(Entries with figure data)
— Start —

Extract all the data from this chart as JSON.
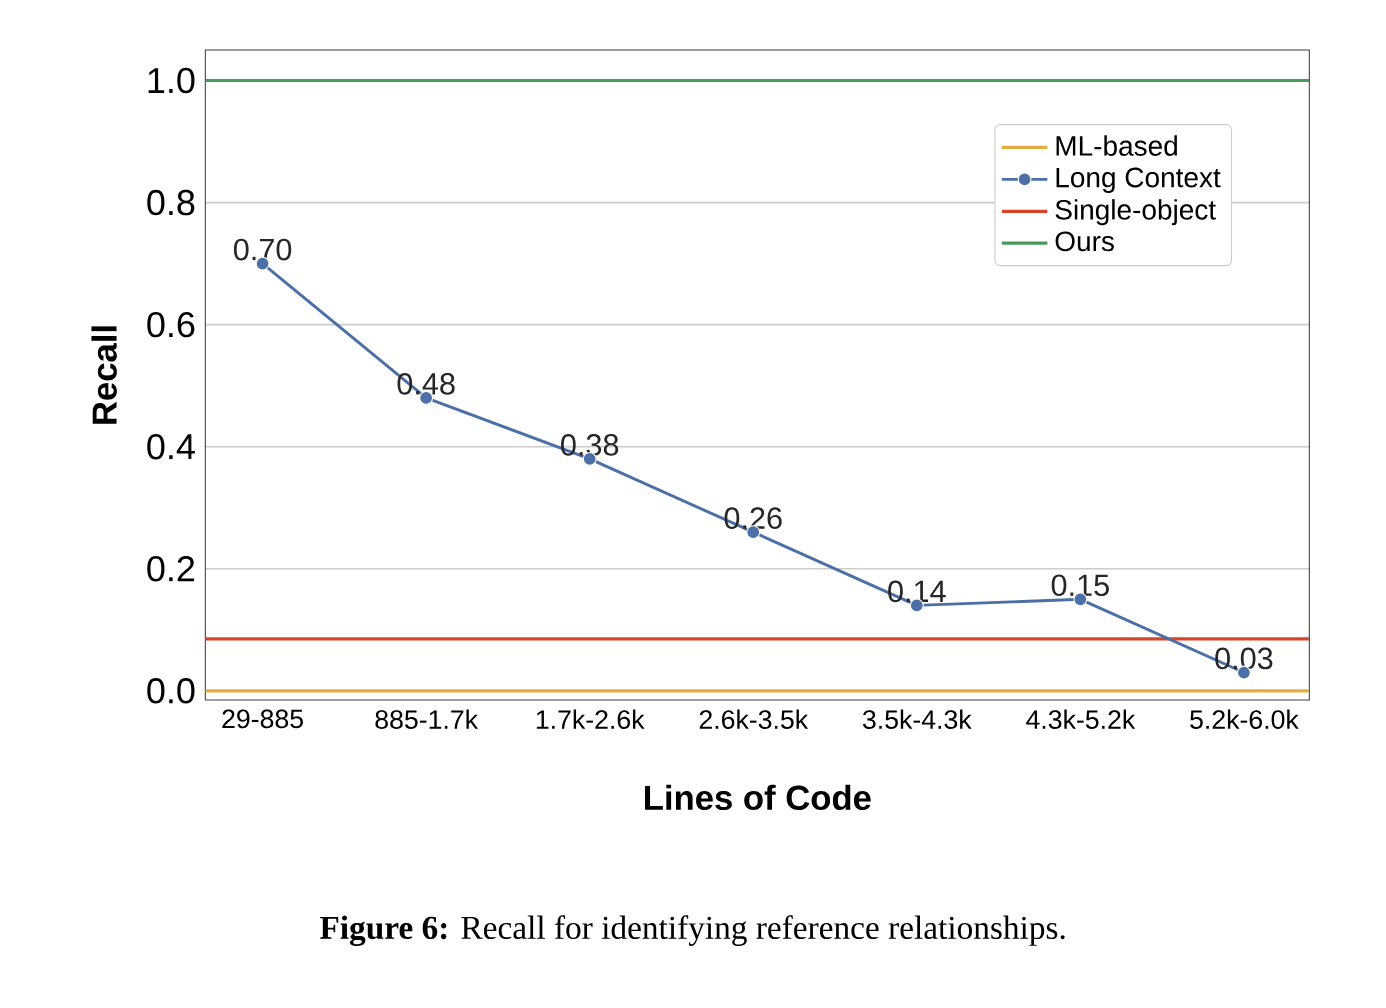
{
  "chart_data": {
    "type": "line",
    "xlabel": "Lines of Code",
    "ylabel": "Recall",
    "categories": [
      "29-885",
      "885-1.7k",
      "1.7k-2.6k",
      "2.6k-3.5k",
      "3.5k-4.3k",
      "4.3k-5.2k",
      "5.2k-6.0k"
    ],
    "series": [
      {
        "name": "Long Context",
        "color": "#4c6fa8",
        "values": [
          0.7,
          0.48,
          0.38,
          0.26,
          0.14,
          0.15,
          0.03
        ],
        "value_labels": [
          "0.70",
          "0.48",
          "0.38",
          "0.26",
          "0.14",
          "0.15",
          "0.03"
        ]
      }
    ],
    "ref_lines": [
      {
        "axis": "y",
        "value": 0,
        "label": "ML-based",
        "color": "#e3ae3f"
      },
      {
        "axis": "y",
        "value": 0.085,
        "label": "Single-object",
        "color": "#d6452a"
      },
      {
        "axis": "y",
        "value": 1.0,
        "label": "Ours",
        "color": "#4a9a5e"
      }
    ],
    "ylim": [
      -0.015,
      1.05
    ],
    "yticks": [
      {
        "value": 0,
        "label": "0.0"
      },
      {
        "value": 0.2,
        "label": "0.2"
      },
      {
        "value": 0.4,
        "label": "0.4"
      },
      {
        "value": 0.6,
        "label": "0.6"
      },
      {
        "value": 0.8,
        "label": "0.8"
      },
      {
        "value": 1.0,
        "label": "1.0"
      }
    ],
    "grid": "y",
    "legend": "top right",
    "marker": "circle",
    "line_style": "solid",
    "annotations": [
      "**Figure 6:** Recall for identifying reference relationships."
    ]
  }
}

— End —

#### INSTRUCTION:
Repeat every record precisely. Any picture among them stays out of the copy.

#### CORRECT ANSWER:
Extract all the data from this chart as JSON.
{
  "chart_data": {
    "type": "line",
    "xlabel": "Lines of Code",
    "ylabel": "Recall",
    "categories": [
      "29-885",
      "885-1.7k",
      "1.7k-2.6k",
      "2.6k-3.5k",
      "3.5k-4.3k",
      "4.3k-5.2k",
      "5.2k-6.0k"
    ],
    "series": [
      {
        "name": "Long Context",
        "color": "#4c6fa8",
        "values": [
          0.7,
          0.48,
          0.38,
          0.26,
          0.14,
          0.15,
          0.03
        ],
        "value_labels": [
          "0.70",
          "0.48",
          "0.38",
          "0.26",
          "0.14",
          "0.15",
          "0.03"
        ]
      }
    ],
    "ref_lines": [
      {
        "axis": "y",
        "value": 0,
        "label": "ML-based",
        "color": "#e3ae3f"
      },
      {
        "axis": "y",
        "value": 0.085,
        "label": "Single-object",
        "color": "#d6452a"
      },
      {
        "axis": "y",
        "value": 1.0,
        "label": "Ours",
        "color": "#4a9a5e"
      }
    ],
    "ylim": [
      -0.015,
      1.05
    ],
    "yticks": [
      {
        "value": 0,
        "label": "0.0"
      },
      {
        "value": 0.2,
        "label": "0.2"
      },
      {
        "value": 0.4,
        "label": "0.4"
      },
      {
        "value": 0.6,
        "label": "0.6"
      },
      {
        "value": 0.8,
        "label": "0.8"
      },
      {
        "value": 1.0,
        "label": "1.0"
      }
    ],
    "grid": "y",
    "legend": "top right",
    "marker": "circle",
    "line_style": "solid",
    "annotations": [
      "**Figure 6:** Recall for identifying reference relationships."
    ]
  }
}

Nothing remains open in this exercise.